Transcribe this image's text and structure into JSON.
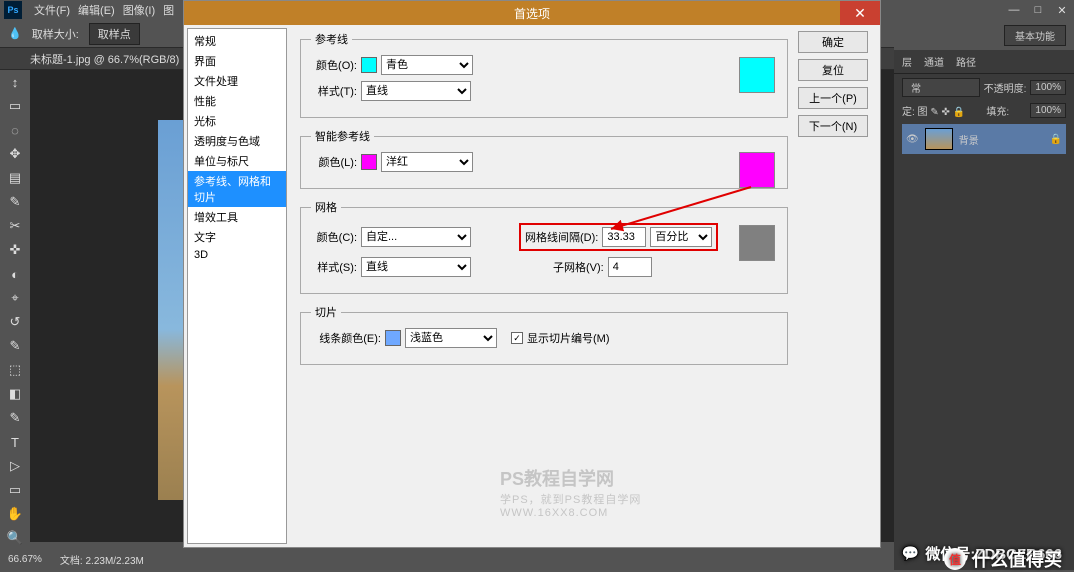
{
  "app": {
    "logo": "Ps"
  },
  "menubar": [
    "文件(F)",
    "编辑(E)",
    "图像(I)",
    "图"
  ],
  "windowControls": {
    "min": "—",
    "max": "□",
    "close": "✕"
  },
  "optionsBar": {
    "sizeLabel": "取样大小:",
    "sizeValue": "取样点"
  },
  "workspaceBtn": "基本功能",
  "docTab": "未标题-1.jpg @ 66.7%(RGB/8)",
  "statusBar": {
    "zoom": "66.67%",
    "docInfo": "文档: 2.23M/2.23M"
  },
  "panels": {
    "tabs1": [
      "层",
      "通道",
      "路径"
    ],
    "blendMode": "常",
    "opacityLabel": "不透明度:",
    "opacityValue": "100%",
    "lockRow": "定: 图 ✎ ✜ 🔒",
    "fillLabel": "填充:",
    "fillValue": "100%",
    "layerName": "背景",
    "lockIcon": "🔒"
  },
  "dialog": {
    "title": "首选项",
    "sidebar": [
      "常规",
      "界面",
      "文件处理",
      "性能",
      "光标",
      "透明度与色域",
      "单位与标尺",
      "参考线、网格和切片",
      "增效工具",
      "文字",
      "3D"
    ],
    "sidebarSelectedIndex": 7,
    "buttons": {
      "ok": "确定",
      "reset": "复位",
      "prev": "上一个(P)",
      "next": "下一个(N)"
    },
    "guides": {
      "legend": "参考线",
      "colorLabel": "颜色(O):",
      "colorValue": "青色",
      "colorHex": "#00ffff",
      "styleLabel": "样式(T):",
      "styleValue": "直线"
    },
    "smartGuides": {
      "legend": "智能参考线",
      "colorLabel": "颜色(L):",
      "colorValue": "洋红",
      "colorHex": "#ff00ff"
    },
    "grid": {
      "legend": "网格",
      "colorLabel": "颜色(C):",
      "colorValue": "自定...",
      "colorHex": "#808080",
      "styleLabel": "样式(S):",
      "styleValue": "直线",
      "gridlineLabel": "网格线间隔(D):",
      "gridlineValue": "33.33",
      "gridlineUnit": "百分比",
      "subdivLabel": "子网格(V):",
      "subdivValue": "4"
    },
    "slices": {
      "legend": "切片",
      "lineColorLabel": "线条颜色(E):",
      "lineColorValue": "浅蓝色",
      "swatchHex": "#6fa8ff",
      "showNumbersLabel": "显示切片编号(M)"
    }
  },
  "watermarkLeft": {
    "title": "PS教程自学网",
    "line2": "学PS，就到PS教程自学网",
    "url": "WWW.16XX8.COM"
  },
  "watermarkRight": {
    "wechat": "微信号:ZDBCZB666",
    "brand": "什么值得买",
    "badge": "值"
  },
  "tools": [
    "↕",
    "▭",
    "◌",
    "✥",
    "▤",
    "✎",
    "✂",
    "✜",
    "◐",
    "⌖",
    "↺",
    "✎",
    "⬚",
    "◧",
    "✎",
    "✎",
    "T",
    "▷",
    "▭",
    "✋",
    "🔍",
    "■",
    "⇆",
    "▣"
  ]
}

---------------

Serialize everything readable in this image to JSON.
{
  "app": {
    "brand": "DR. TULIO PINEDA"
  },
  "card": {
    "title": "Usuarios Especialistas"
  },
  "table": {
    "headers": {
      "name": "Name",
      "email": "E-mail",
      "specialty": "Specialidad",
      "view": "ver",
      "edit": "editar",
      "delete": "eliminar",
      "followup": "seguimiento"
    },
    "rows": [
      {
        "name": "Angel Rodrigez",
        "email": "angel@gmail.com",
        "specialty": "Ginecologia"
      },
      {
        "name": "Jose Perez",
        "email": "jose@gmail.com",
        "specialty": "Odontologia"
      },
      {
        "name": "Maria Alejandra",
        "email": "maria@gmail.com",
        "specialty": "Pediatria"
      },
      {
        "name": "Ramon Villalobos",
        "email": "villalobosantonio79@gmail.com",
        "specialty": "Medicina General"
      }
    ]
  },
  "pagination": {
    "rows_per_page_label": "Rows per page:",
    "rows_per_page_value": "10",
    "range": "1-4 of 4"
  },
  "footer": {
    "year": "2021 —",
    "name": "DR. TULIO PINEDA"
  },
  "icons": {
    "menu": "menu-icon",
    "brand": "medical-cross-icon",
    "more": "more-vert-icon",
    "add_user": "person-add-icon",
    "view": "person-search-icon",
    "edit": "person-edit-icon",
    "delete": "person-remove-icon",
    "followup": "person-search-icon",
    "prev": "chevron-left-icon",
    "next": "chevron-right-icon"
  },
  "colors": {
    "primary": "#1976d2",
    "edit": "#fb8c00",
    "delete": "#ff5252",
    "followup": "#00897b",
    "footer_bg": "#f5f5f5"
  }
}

---------------

• Description of the task:
Search the data above for lines holding "followup" and copy each of them.

• Response to this exercise:
      "followup": "seguimiento"
    "followup": "person-search-icon",
    "followup": "#00897b",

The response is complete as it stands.